▸ Directions for this task
Reproduce each line exactly, including spacing and punctuation.

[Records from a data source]
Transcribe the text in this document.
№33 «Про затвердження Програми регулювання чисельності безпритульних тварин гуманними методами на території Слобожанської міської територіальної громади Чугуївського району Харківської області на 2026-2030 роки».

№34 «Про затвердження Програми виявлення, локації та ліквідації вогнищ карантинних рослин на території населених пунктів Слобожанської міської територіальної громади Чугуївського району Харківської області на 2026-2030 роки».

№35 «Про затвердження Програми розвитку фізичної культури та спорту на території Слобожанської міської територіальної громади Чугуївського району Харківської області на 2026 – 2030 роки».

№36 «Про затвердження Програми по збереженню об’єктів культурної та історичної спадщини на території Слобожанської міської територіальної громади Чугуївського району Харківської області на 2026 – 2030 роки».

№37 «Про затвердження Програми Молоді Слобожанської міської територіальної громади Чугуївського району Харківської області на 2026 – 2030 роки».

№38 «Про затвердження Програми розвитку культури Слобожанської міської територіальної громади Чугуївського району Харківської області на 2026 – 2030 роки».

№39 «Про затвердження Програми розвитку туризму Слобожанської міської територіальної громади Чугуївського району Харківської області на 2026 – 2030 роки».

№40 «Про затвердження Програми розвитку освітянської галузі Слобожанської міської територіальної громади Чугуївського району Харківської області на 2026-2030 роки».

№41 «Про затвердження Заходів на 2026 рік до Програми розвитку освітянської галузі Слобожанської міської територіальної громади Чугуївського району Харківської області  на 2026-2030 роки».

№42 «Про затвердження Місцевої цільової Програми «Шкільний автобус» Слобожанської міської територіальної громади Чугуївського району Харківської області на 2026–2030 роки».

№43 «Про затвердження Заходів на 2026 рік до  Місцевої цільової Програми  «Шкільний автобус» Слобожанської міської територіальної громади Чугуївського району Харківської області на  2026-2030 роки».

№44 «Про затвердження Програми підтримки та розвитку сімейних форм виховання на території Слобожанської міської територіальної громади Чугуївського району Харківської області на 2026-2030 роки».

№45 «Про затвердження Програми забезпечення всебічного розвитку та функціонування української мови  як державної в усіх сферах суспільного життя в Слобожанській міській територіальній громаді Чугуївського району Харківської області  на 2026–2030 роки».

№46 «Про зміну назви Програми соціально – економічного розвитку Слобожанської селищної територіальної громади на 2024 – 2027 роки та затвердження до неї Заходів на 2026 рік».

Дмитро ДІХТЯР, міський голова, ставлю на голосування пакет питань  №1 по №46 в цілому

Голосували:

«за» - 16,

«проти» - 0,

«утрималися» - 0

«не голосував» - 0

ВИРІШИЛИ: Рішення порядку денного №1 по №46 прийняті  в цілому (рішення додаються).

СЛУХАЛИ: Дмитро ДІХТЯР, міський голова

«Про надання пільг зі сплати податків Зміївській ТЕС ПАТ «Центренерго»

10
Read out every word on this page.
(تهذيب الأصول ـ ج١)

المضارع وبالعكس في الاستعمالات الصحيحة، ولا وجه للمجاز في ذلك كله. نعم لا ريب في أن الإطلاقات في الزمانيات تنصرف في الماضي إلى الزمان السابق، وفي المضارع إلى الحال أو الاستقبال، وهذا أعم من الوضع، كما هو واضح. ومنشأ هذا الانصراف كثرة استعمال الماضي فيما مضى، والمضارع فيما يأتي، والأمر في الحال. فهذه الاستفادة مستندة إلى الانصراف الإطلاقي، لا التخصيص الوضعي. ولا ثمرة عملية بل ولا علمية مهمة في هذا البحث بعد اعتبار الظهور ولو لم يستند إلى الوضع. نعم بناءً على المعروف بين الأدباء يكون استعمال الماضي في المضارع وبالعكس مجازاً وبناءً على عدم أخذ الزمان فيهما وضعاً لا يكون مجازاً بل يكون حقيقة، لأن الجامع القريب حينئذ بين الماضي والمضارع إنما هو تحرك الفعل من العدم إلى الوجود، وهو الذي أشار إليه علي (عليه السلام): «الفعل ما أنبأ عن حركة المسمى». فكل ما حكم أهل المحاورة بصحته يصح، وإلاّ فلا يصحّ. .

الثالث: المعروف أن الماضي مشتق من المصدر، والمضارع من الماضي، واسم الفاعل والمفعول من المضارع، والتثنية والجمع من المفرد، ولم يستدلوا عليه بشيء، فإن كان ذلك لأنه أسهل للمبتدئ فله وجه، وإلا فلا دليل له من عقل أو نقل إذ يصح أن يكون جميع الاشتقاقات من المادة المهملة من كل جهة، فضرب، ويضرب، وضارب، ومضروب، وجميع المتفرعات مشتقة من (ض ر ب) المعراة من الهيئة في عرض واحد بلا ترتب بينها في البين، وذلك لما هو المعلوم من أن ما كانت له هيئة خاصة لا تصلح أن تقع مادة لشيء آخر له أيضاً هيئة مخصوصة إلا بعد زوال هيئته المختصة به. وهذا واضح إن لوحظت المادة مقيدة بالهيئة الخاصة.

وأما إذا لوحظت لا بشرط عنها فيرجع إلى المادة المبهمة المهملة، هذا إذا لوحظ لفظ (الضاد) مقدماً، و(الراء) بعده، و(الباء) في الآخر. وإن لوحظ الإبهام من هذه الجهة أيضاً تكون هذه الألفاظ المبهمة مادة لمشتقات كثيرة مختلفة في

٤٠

▸ Correct answer
Transcribe the text in this document.
№33 «Про затвердження Програми регулювання чисельності безпритульних тварин гуманними методами на території Слобожанської міської територіальної громади Чугуївського району Харківської області на 2026-2030 роки».

№34 «Про затвердження Програми виявлення, локації та ліквідації вогнищ карантинних рослин на території населених пунктів Слобожанської міської територіальної громади Чугуївського району Харківської області на 2026-2030 роки».

№35 «Про затвердження Програми розвитку фізичної культури та спорту на території Слобожанської міської територіальної громади Чугуївського району Харківської області на 2026 – 2030 роки».

№36 «Про затвердження Програми по збереженню об’єктів культурної та історичної спадщини на території Слобожанської міської територіальної громади Чугуївського району Харківської області на 2026 – 2030 роки».

№37 «Про затвердження Програми Молоді Слобожанської міської територіальної громади Чугуївського району Харківської області на 2026 – 2030 роки».

№38 «Про затвердження Програми розвитку культури Слобожанської міської територіальної громади Чугуївського району Харківської області на 2026 – 2030 роки».

№39 «Про затвердження Програми розвитку туризму Слобожанської міської територіальної громади Чугуївського району Харківської області на 2026 – 2030 роки».

№40 «Про затвердження Програми розвитку освітянської галузі Слобожанської міської територіальної громади Чугуївського району Харківської області на 2026-2030 роки».

№41 «Про затвердження Заходів на 2026 рік до Програми розвитку освітянської галузі Слобожанської міської територіальної громади Чугуївського району Харківської області  на 2026-2030 роки».

№42 «Про затвердження Місцевої цільової Програми «Шкільний автобус» Слобожанської міської територіальної громади Чугуївського району Харківської області на 2026–2030 роки».

№43 «Про затвердження Заходів на 2026 рік до  Місцевої цільової Програми  «Шкільний автобус» Слобожанської міської територіальної громади Чугуївського району Харківської області на  2026-2030 роки».

№44 «Про затвердження Програми підтримки та розвитку сімейних форм виховання на території Слобожанської міської територіальної громади Чугуївського району Харківської області на 2026-2030 роки».

№45 «Про затвердження Програми забезпечення всебічного розвитку та функціонування української мови  як державної в усіх сферах суспільного життя в Слобожанській міській територіальній громаді Чугуївського району Харківської області  на 2026–2030 роки».

№46 «Про зміну назви Програми соціально – економічного розвитку Слобожанської селищної територіальної громади на 2024 – 2027 роки та затвердження до неї Заходів на 2026 рік».

Дмитро ДІХТЯР, міський голова, ставлю на голосування пакет питань  №1 по №46 в цілому

Голосували:

«за» - 16,

«проти» - 0,

«утрималися» - 0

«не голосував» - 0

ВИРІШИЛИ: Рішення порядку денного №1 по №46 прийняті  в цілому (рішення додаються).

СЛУХАЛИ: Дмитро ДІХТЯР, міський голова

«Про надання пільг зі сплати податків Зміївській ТЕС ПАТ «Центренерго»

10
Read out every word on this page.
(تهذيب الأصول ـ ج١)

المضارع وبالعكس في الاستعمالات الصحيحة، ولا وجه للمجاز في ذلك كله. نعم لا ريب في أن الإطلاقات في الزمانيات تنصرف في الماضي إلى الزمان السابق، وفي المضارع إلى الحال أو الاستقبال، وهذا أعم من الوضع، كما هو واضح. ومنشأ هذا الانصراف كثرة استعمال الماضي فيما مضى، والمضارع فيما يأتي، والأمر في الحال. فهذه الاستفادة مستندة إلى الانصراف الإطلاقي، لا التخصيص الوضعي. ولا ثمرة عملية بل ولا علمية مهمة في هذا البحث بعد اعتبار الظهور ولو لم يستند إلى الوضع. نعم بناءً على المعروف بين الأدباء يكون استعمال الماضي في المضارع وبالعكس مجازاً وبناءً على عدم أخذ الزمان فيهما وضعاً لا يكون مجازاً بل يكون حقيقة، لأن الجامع القريب حينئذ بين الماضي والمضارع إنما هو تحرك الفعل من العدم إلى الوجود، وهو الذي أشار إليه علي (عليه السلام): «الفعل ما أنبأ عن حركة المسمى». فكل ما حكم أهل المحاورة بصحته يصح، وإلاّ فلا يصحّ. .

الثالث: المعروف أن الماضي مشتق من المصدر، والمضارع من الماضي، واسم الفاعل والمفعول من المضارع، والتثنية والجمع من المفرد، ولم يستدلوا عليه بشيء، فإن كان ذلك لأنه أسهل للمبتدئ فله وجه، وإلا فلا دليل له من عقل أو نقل إذ يصح أن يكون جميع الاشتقاقات من المادة المهملة من كل جهة، فضرب، ويضرب، وضارب، ومضروب، وجميع المتفرعات مشتقة من (ض ر ب) المعراة من الهيئة في عرض واحد بلا ترتب بينها في البين، وذلك لما هو المعلوم من أن ما كانت له هيئة خاصة لا تصلح أن تقع مادة لشيء آخر له أيضاً هيئة مخصوصة إلا بعد زوال هيئته المختصة به. وهذا واضح إن لوحظت المادة مقيدة بالهيئة الخاصة.

وأما إذا لوحظت لا بشرط عنها فيرجع إلى المادة المبهمة المهملة، هذا إذا لوحظ لفظ (الضاد) مقدماً، و(الراء) بعده، و(الباء) في الآخر. وإن لوحظ الإبهام من هذه الجهة أيضاً تكون هذه الألفاظ المبهمة مادة لمشتقات كثيرة مختلفة في

٤٠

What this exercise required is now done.